▶ **EXERCISE DIRECTIONS**: Across the entries below, how many lines contain the word "icon"? Give the number alone.

▶ **EXERCISE DATA**:
START
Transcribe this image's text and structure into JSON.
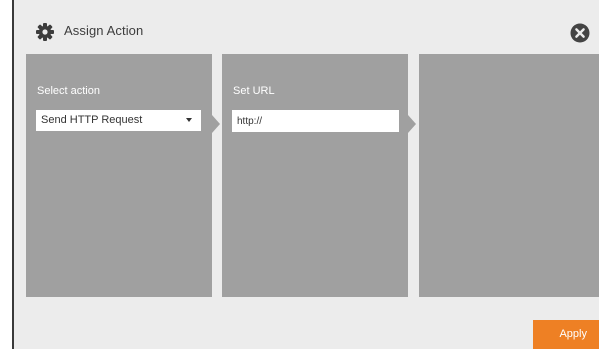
{
  "dialog": {
    "title": "Assign Action",
    "title_icon": "gear-icon",
    "close_icon": "close-icon"
  },
  "panels": {
    "action": {
      "label": "Select action",
      "select_value": "Send HTTP Request"
    },
    "url": {
      "label": "Set URL",
      "input_value": "http://"
    }
  },
  "footer": {
    "apply_label": "Apply"
  },
  "colors": {
    "accent": "#ee8024",
    "panel": "#a0a0a0",
    "background": "#ececec"
  }
}
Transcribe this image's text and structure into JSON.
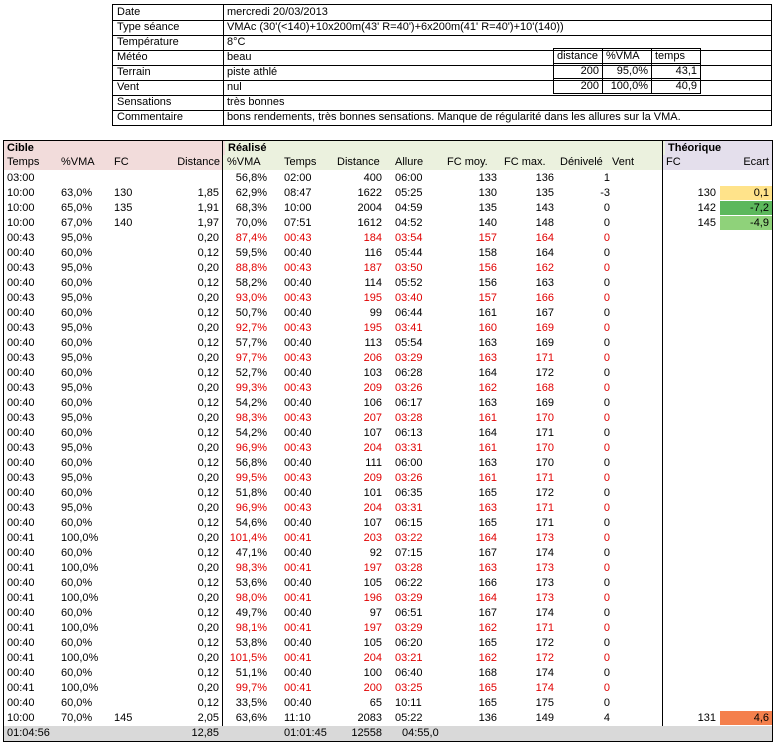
{
  "info": {
    "labels": [
      "Date",
      "Type séance",
      "Température",
      "Météo",
      "Terrain",
      "Vent",
      "Sensations",
      "Commentaire"
    ],
    "values": [
      "mercredi 20/03/2013",
      "VMAc (30'(<140)+10x200m(43' R=40')+6x200m(41' R=40')+10'(140))",
      "8°C",
      "beau",
      "piste athlé",
      "nul",
      "très bonnes",
      "bons rendements, très bonnes sensations. Manque de régularité dans les allures sur la VMA."
    ]
  },
  "mini": {
    "headers": [
      "distance",
      "%VMA",
      "temps"
    ],
    "rows": [
      [
        "200",
        "95,0%",
        "43,1"
      ],
      [
        "200",
        "100,0%",
        "40,9"
      ]
    ]
  },
  "sections": {
    "cible": "Cible",
    "realise": "Réalisé",
    "theorique": "Théorique"
  },
  "headers": {
    "cible": [
      "Temps",
      "%VMA",
      "FC",
      "Distance"
    ],
    "realise": [
      "%VMA",
      "Temps",
      "Distance",
      "Allure",
      "FC moy.",
      "FC max.",
      "Dénivelé",
      "Vent"
    ],
    "theorique": [
      "FC",
      "Ecart"
    ]
  },
  "rows": [
    {
      "c": [
        "03:00",
        "",
        "",
        ""
      ],
      "r": [
        "56,8%",
        "02:00",
        "400",
        "06:00",
        "133",
        "136",
        "1",
        ""
      ],
      "red": false,
      "t": [
        "",
        ""
      ]
    },
    {
      "c": [
        "10:00",
        "63,0%",
        "130",
        "1,85"
      ],
      "r": [
        "62,9%",
        "08:47",
        "1622",
        "05:25",
        "130",
        "135",
        "-3",
        ""
      ],
      "red": false,
      "t": [
        "130",
        "0,1"
      ]
    },
    {
      "c": [
        "10:00",
        "65,0%",
        "135",
        "1,91"
      ],
      "r": [
        "68,3%",
        "10:00",
        "2004",
        "04:59",
        "135",
        "143",
        "0",
        ""
      ],
      "red": false,
      "t": [
        "142",
        "-7,2"
      ]
    },
    {
      "c": [
        "10:00",
        "67,0%",
        "140",
        "1,97"
      ],
      "r": [
        "70,0%",
        "07:51",
        "1612",
        "04:52",
        "140",
        "148",
        "0",
        ""
      ],
      "red": false,
      "t": [
        "145",
        "-4,9"
      ]
    },
    {
      "c": [
        "00:43",
        "95,0%",
        "",
        "0,20"
      ],
      "r": [
        "87,4%",
        "00:43",
        "184",
        "03:54",
        "157",
        "164",
        "0",
        ""
      ],
      "red": true,
      "t": [
        "",
        ""
      ]
    },
    {
      "c": [
        "00:40",
        "60,0%",
        "",
        "0,12"
      ],
      "r": [
        "59,5%",
        "00:40",
        "116",
        "05:44",
        "158",
        "164",
        "0",
        ""
      ],
      "red": false,
      "t": [
        "",
        ""
      ]
    },
    {
      "c": [
        "00:43",
        "95,0%",
        "",
        "0,20"
      ],
      "r": [
        "88,8%",
        "00:43",
        "187",
        "03:50",
        "156",
        "162",
        "0",
        ""
      ],
      "red": true,
      "t": [
        "",
        ""
      ]
    },
    {
      "c": [
        "00:40",
        "60,0%",
        "",
        "0,12"
      ],
      "r": [
        "58,2%",
        "00:40",
        "114",
        "05:52",
        "156",
        "163",
        "0",
        ""
      ],
      "red": false,
      "t": [
        "",
        ""
      ]
    },
    {
      "c": [
        "00:43",
        "95,0%",
        "",
        "0,20"
      ],
      "r": [
        "93,0%",
        "00:43",
        "195",
        "03:40",
        "157",
        "166",
        "0",
        ""
      ],
      "red": true,
      "t": [
        "",
        ""
      ]
    },
    {
      "c": [
        "00:40",
        "60,0%",
        "",
        "0,12"
      ],
      "r": [
        "50,7%",
        "00:40",
        "99",
        "06:44",
        "161",
        "167",
        "0",
        ""
      ],
      "red": false,
      "t": [
        "",
        ""
      ]
    },
    {
      "c": [
        "00:43",
        "95,0%",
        "",
        "0,20"
      ],
      "r": [
        "92,7%",
        "00:43",
        "195",
        "03:41",
        "160",
        "169",
        "0",
        ""
      ],
      "red": true,
      "t": [
        "",
        ""
      ]
    },
    {
      "c": [
        "00:40",
        "60,0%",
        "",
        "0,12"
      ],
      "r": [
        "57,7%",
        "00:40",
        "113",
        "05:54",
        "163",
        "169",
        "0",
        ""
      ],
      "red": false,
      "t": [
        "",
        ""
      ]
    },
    {
      "c": [
        "00:43",
        "95,0%",
        "",
        "0,20"
      ],
      "r": [
        "97,7%",
        "00:43",
        "206",
        "03:29",
        "163",
        "171",
        "0",
        ""
      ],
      "red": true,
      "t": [
        "",
        ""
      ]
    },
    {
      "c": [
        "00:40",
        "60,0%",
        "",
        "0,12"
      ],
      "r": [
        "52,7%",
        "00:40",
        "103",
        "06:28",
        "164",
        "172",
        "0",
        ""
      ],
      "red": false,
      "t": [
        "",
        ""
      ]
    },
    {
      "c": [
        "00:43",
        "95,0%",
        "",
        "0,20"
      ],
      "r": [
        "99,3%",
        "00:43",
        "209",
        "03:26",
        "162",
        "168",
        "0",
        ""
      ],
      "red": true,
      "t": [
        "",
        ""
      ]
    },
    {
      "c": [
        "00:40",
        "60,0%",
        "",
        "0,12"
      ],
      "r": [
        "54,2%",
        "00:40",
        "106",
        "06:17",
        "163",
        "169",
        "0",
        ""
      ],
      "red": false,
      "t": [
        "",
        ""
      ]
    },
    {
      "c": [
        "00:43",
        "95,0%",
        "",
        "0,20"
      ],
      "r": [
        "98,3%",
        "00:43",
        "207",
        "03:28",
        "161",
        "170",
        "0",
        ""
      ],
      "red": true,
      "t": [
        "",
        ""
      ]
    },
    {
      "c": [
        "00:40",
        "60,0%",
        "",
        "0,12"
      ],
      "r": [
        "54,2%",
        "00:40",
        "107",
        "06:13",
        "164",
        "171",
        "0",
        ""
      ],
      "red": false,
      "t": [
        "",
        ""
      ]
    },
    {
      "c": [
        "00:43",
        "95,0%",
        "",
        "0,20"
      ],
      "r": [
        "96,9%",
        "00:43",
        "204",
        "03:31",
        "161",
        "170",
        "0",
        ""
      ],
      "red": true,
      "t": [
        "",
        ""
      ]
    },
    {
      "c": [
        "00:40",
        "60,0%",
        "",
        "0,12"
      ],
      "r": [
        "56,8%",
        "00:40",
        "111",
        "06:00",
        "163",
        "170",
        "0",
        ""
      ],
      "red": false,
      "t": [
        "",
        ""
      ]
    },
    {
      "c": [
        "00:43",
        "95,0%",
        "",
        "0,20"
      ],
      "r": [
        "99,5%",
        "00:43",
        "209",
        "03:26",
        "161",
        "171",
        "0",
        ""
      ],
      "red": true,
      "t": [
        "",
        ""
      ]
    },
    {
      "c": [
        "00:40",
        "60,0%",
        "",
        "0,12"
      ],
      "r": [
        "51,8%",
        "00:40",
        "101",
        "06:35",
        "165",
        "172",
        "0",
        ""
      ],
      "red": false,
      "t": [
        "",
        ""
      ]
    },
    {
      "c": [
        "00:43",
        "95,0%",
        "",
        "0,20"
      ],
      "r": [
        "96,9%",
        "00:43",
        "204",
        "03:31",
        "163",
        "171",
        "0",
        ""
      ],
      "red": true,
      "t": [
        "",
        ""
      ]
    },
    {
      "c": [
        "00:40",
        "60,0%",
        "",
        "0,12"
      ],
      "r": [
        "54,6%",
        "00:40",
        "107",
        "06:15",
        "165",
        "171",
        "0",
        ""
      ],
      "red": false,
      "t": [
        "",
        ""
      ]
    },
    {
      "c": [
        "00:41",
        "100,0%",
        "",
        "0,20"
      ],
      "r": [
        "101,4%",
        "00:41",
        "203",
        "03:22",
        "164",
        "173",
        "0",
        ""
      ],
      "red": true,
      "t": [
        "",
        ""
      ]
    },
    {
      "c": [
        "00:40",
        "60,0%",
        "",
        "0,12"
      ],
      "r": [
        "47,1%",
        "00:40",
        "92",
        "07:15",
        "167",
        "174",
        "0",
        ""
      ],
      "red": false,
      "t": [
        "",
        ""
      ]
    },
    {
      "c": [
        "00:41",
        "100,0%",
        "",
        "0,20"
      ],
      "r": [
        "98,3%",
        "00:41",
        "197",
        "03:28",
        "163",
        "173",
        "0",
        ""
      ],
      "red": true,
      "t": [
        "",
        ""
      ]
    },
    {
      "c": [
        "00:40",
        "60,0%",
        "",
        "0,12"
      ],
      "r": [
        "53,6%",
        "00:40",
        "105",
        "06:22",
        "166",
        "173",
        "0",
        ""
      ],
      "red": false,
      "t": [
        "",
        ""
      ]
    },
    {
      "c": [
        "00:41",
        "100,0%",
        "",
        "0,20"
      ],
      "r": [
        "98,0%",
        "00:41",
        "196",
        "03:29",
        "164",
        "173",
        "0",
        ""
      ],
      "red": true,
      "t": [
        "",
        ""
      ]
    },
    {
      "c": [
        "00:40",
        "60,0%",
        "",
        "0,12"
      ],
      "r": [
        "49,7%",
        "00:40",
        "97",
        "06:51",
        "167",
        "174",
        "0",
        ""
      ],
      "red": false,
      "t": [
        "",
        ""
      ]
    },
    {
      "c": [
        "00:41",
        "100,0%",
        "",
        "0,20"
      ],
      "r": [
        "98,1%",
        "00:41",
        "197",
        "03:29",
        "162",
        "171",
        "0",
        ""
      ],
      "red": true,
      "t": [
        "",
        ""
      ]
    },
    {
      "c": [
        "00:40",
        "60,0%",
        "",
        "0,12"
      ],
      "r": [
        "53,8%",
        "00:40",
        "105",
        "06:20",
        "165",
        "172",
        "0",
        ""
      ],
      "red": false,
      "t": [
        "",
        ""
      ]
    },
    {
      "c": [
        "00:41",
        "100,0%",
        "",
        "0,20"
      ],
      "r": [
        "101,5%",
        "00:41",
        "204",
        "03:21",
        "162",
        "172",
        "0",
        ""
      ],
      "red": true,
      "t": [
        "",
        ""
      ]
    },
    {
      "c": [
        "00:40",
        "60,0%",
        "",
        "0,12"
      ],
      "r": [
        "51,1%",
        "00:40",
        "100",
        "06:40",
        "168",
        "174",
        "0",
        ""
      ],
      "red": false,
      "t": [
        "",
        ""
      ]
    },
    {
      "c": [
        "00:41",
        "100,0%",
        "",
        "0,20"
      ],
      "r": [
        "99,7%",
        "00:41",
        "200",
        "03:25",
        "165",
        "174",
        "0",
        ""
      ],
      "red": true,
      "t": [
        "",
        ""
      ]
    },
    {
      "c": [
        "00:40",
        "60,0%",
        "",
        "0,12"
      ],
      "r": [
        "33,5%",
        "00:40",
        "65",
        "10:11",
        "165",
        "175",
        "0",
        ""
      ],
      "red": false,
      "t": [
        "",
        ""
      ]
    },
    {
      "c": [
        "10:00",
        "70,0%",
        "145",
        "2,05"
      ],
      "r": [
        "63,6%",
        "11:10",
        "2083",
        "05:22",
        "136",
        "149",
        "4",
        ""
      ],
      "red": false,
      "t": [
        "131",
        "4,6"
      ]
    }
  ],
  "total": {
    "c": [
      "01:04:56",
      "",
      "",
      "12,85"
    ],
    "r": [
      "",
      "01:01:45",
      "12558",
      "04:55,0",
      "",
      "",
      "",
      ""
    ]
  },
  "colors": {
    "cible_bg": "#f2dcdb",
    "realise_bg": "#ebf1de",
    "theorique_bg": "#e4dfec",
    "ecart_yellow": "#ffe38a",
    "ecart_green_dark": "#5cb85c",
    "ecart_green_light": "#8fd27a",
    "ecart_orange": "#f4804d"
  }
}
END
▶ **SOLUTION FOR THIS EXERCISE**: 2